WORK TO COMPLETE
Below are the records; copy each line in them that holds the word "Precision".

DATA TO USE

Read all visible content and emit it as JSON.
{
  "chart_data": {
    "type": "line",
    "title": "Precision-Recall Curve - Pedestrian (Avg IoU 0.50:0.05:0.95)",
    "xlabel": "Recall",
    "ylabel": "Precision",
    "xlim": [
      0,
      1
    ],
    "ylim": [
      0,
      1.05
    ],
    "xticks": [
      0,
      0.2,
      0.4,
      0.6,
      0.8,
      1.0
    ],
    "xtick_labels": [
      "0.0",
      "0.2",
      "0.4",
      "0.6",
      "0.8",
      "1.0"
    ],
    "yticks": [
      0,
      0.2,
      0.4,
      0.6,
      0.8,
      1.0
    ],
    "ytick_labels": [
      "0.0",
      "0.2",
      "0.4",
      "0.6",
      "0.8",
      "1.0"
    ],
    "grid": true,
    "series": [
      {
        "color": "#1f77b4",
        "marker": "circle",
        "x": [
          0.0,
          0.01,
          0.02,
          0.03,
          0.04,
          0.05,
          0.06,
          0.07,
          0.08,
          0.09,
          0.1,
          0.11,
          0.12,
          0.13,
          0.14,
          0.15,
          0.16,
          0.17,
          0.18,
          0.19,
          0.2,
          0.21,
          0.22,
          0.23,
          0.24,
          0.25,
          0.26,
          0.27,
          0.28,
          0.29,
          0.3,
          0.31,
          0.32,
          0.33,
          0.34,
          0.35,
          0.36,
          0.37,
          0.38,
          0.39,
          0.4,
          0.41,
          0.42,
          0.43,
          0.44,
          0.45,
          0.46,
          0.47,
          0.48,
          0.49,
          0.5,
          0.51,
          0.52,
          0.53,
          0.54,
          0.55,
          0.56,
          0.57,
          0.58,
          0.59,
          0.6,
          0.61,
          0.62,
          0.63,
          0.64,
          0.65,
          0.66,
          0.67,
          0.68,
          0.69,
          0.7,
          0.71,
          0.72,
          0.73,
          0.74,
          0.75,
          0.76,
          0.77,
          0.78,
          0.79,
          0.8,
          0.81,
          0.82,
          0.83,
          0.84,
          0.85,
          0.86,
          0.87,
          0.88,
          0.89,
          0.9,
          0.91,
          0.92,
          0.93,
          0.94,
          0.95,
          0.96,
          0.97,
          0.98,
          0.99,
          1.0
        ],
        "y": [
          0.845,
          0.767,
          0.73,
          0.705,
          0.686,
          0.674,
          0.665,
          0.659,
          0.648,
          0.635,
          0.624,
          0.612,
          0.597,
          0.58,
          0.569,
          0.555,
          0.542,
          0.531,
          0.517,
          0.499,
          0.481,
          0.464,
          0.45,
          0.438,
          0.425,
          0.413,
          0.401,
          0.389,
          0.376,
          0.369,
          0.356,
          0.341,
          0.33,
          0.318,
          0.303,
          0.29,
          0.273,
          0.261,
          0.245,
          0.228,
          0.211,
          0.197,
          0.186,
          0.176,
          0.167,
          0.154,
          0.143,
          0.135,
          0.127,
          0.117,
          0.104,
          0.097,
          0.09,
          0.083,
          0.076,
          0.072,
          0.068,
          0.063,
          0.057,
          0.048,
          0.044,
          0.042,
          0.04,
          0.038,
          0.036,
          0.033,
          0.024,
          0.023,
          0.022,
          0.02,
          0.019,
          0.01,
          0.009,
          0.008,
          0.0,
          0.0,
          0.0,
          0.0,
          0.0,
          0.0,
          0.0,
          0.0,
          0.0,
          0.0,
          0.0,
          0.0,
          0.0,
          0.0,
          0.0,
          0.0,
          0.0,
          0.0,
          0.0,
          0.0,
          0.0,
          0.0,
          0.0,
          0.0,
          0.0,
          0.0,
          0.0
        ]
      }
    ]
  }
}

COMPLETE OUTPUT
    "title": "Precision-Recall Curve - Pedestrian (Avg IoU 0.50:0.05:0.95)",
    "ylabel": "Precision",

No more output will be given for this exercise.